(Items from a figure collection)
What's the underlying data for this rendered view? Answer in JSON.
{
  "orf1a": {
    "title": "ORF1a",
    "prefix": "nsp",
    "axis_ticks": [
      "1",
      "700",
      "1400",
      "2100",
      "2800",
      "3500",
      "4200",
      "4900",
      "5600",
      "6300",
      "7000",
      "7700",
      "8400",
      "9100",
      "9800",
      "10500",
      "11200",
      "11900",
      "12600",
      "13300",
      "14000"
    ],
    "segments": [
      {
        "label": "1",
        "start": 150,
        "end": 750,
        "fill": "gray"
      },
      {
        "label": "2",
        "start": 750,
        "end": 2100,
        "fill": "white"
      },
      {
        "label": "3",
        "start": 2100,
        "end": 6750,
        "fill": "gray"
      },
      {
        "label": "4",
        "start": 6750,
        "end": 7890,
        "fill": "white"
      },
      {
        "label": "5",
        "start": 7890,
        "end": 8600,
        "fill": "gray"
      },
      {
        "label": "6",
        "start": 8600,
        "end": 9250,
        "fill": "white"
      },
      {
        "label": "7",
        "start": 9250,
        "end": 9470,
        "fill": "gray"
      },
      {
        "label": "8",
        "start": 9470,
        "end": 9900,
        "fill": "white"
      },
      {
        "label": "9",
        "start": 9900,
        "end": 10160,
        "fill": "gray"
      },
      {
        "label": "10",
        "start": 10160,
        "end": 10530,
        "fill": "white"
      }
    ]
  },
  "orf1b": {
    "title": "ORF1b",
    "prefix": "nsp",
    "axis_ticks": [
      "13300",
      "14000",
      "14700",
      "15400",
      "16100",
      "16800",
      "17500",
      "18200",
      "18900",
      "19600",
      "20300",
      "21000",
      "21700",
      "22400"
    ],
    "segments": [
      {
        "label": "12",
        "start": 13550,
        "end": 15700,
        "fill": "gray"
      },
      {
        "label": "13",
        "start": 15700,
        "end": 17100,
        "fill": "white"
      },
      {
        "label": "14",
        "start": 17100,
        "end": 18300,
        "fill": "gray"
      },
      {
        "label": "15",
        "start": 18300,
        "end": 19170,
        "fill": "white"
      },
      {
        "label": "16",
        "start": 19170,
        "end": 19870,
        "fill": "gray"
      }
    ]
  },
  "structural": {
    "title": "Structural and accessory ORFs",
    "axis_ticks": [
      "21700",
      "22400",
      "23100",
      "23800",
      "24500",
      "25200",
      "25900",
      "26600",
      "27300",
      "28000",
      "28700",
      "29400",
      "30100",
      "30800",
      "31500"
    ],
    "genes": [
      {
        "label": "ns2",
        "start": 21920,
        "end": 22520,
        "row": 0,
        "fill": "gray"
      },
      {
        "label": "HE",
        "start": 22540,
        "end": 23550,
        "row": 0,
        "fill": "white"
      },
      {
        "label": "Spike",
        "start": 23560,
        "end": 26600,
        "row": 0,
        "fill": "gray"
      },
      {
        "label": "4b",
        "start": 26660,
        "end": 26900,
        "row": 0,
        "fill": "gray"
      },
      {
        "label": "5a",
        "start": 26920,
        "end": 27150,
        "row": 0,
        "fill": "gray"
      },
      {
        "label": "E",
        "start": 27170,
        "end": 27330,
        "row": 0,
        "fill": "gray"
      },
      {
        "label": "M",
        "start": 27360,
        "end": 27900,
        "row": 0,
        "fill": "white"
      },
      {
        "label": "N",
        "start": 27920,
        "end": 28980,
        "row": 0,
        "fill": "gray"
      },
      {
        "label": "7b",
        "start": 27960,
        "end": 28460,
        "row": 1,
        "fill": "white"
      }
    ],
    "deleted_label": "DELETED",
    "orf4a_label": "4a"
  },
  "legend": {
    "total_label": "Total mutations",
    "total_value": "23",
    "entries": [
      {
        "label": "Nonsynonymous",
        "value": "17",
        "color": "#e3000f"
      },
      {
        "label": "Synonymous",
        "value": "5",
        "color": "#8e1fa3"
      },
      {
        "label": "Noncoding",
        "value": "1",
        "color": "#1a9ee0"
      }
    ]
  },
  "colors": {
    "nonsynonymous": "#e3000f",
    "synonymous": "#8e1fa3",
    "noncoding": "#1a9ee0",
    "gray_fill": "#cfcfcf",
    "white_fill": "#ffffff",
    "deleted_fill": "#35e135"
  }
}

**About this exercise:** Copy out each record, keeping every word as it is.

**Task result:**
What's the underlying data for this rendered view? Answer in JSON.
{
  "orf1a": {
    "title": "ORF1a",
    "prefix": "nsp",
    "axis_ticks": [
      "1",
      "700",
      "1400",
      "2100",
      "2800",
      "3500",
      "4200",
      "4900",
      "5600",
      "6300",
      "7000",
      "7700",
      "8400",
      "9100",
      "9800",
      "10500",
      "11200",
      "11900",
      "12600",
      "13300",
      "14000"
    ],
    "segments": [
      {
        "label": "1",
        "start": 150,
        "end": 750,
        "fill": "gray"
      },
      {
        "label": "2",
        "start": 750,
        "end": 2100,
        "fill": "white"
      },
      {
        "label": "3",
        "start": 2100,
        "end": 6750,
        "fill": "gray"
      },
      {
        "label": "4",
        "start": 6750,
        "end": 7890,
        "fill": "white"
      },
      {
        "label": "5",
        "start": 7890,
        "end": 8600,
        "fill": "gray"
      },
      {
        "label": "6",
        "start": 8600,
        "end": 9250,
        "fill": "white"
      },
      {
        "label": "7",
        "start": 9250,
        "end": 9470,
        "fill": "gray"
      },
      {
        "label": "8",
        "start": 9470,
        "end": 9900,
        "fill": "white"
      },
      {
        "label": "9",
        "start": 9900,
        "end": 10160,
        "fill": "gray"
      },
      {
        "label": "10",
        "start": 10160,
        "end": 10530,
        "fill": "white"
      }
    ]
  },
  "orf1b": {
    "title": "ORF1b",
    "prefix": "nsp",
    "axis_ticks": [
      "13300",
      "14000",
      "14700",
      "15400",
      "16100",
      "16800",
      "17500",
      "18200",
      "18900",
      "19600",
      "20300",
      "21000",
      "21700",
      "22400"
    ],
    "segments": [
      {
        "label": "12",
        "start": 13550,
        "end": 15700,
        "fill": "gray"
      },
      {
        "label": "13",
        "start": 15700,
        "end": 17100,
        "fill": "white"
      },
      {
        "label": "14",
        "start": 17100,
        "end": 18300,
        "fill": "gray"
      },
      {
        "label": "15",
        "start": 18300,
        "end": 19170,
        "fill": "white"
      },
      {
        "label": "16",
        "start": 19170,
        "end": 19870,
        "fill": "gray"
      }
    ]
  },
  "structural": {
    "title": "Structural and accessory ORFs",
    "axis_ticks": [
      "21700",
      "22400",
      "23100",
      "23800",
      "24500",
      "25200",
      "25900",
      "26600",
      "27300",
      "28000",
      "28700",
      "29400",
      "30100",
      "30800",
      "31500"
    ],
    "genes": [
      {
        "label": "ns2",
        "start": 21920,
        "end": 22520,
        "row": 0,
        "fill": "gray"
      },
      {
        "label": "HE",
        "start": 22540,
        "end": 23550,
        "row": 0,
        "fill": "white"
      },
      {
        "label": "Spike",
        "start": 23560,
        "end": 26600,
        "row": 0,
        "fill": "gray"
      },
      {
        "label": "4b",
        "start": 26660,
        "end": 26900,
        "row": 0,
        "fill": "gray"
      },
      {
        "label": "5a",
        "start": 26920,
        "end": 27150,
        "row": 0,
        "fill": "gray"
      },
      {
        "label": "E",
        "start": 27170,
        "end": 27330,
        "row": 0,
        "fill": "gray"
      },
      {
        "label": "M",
        "start": 27360,
        "end": 27900,
        "row": 0,
        "fill": "white"
      },
      {
        "label": "N",
        "start": 27920,
        "end": 28980,
        "row": 0,
        "fill": "gray"
      },
      {
        "label": "7b",
        "start": 27960,
        "end": 28460,
        "row": 1,
        "fill": "white"
      }
    ],
    "deleted_label": "DELETED",
    "orf4a_label": "4a"
  },
  "legend": {
    "total_label": "Total mutations",
    "total_value": "23",
    "entries": [
      {
        "label": "Nonsynonymous",
        "value": "17",
        "color": "#e3000f"
      },
      {
        "label": "Synonymous",
        "value": "5",
        "color": "#8e1fa3"
      },
      {
        "label": "Noncoding",
        "value": "1",
        "color": "#1a9ee0"
      }
    ]
  },
  "colors": {
    "nonsynonymous": "#e3000f",
    "synonymous": "#8e1fa3",
    "noncoding": "#1a9ee0",
    "gray_fill": "#cfcfcf",
    "white_fill": "#ffffff",
    "deleted_fill": "#35e135"
  }
}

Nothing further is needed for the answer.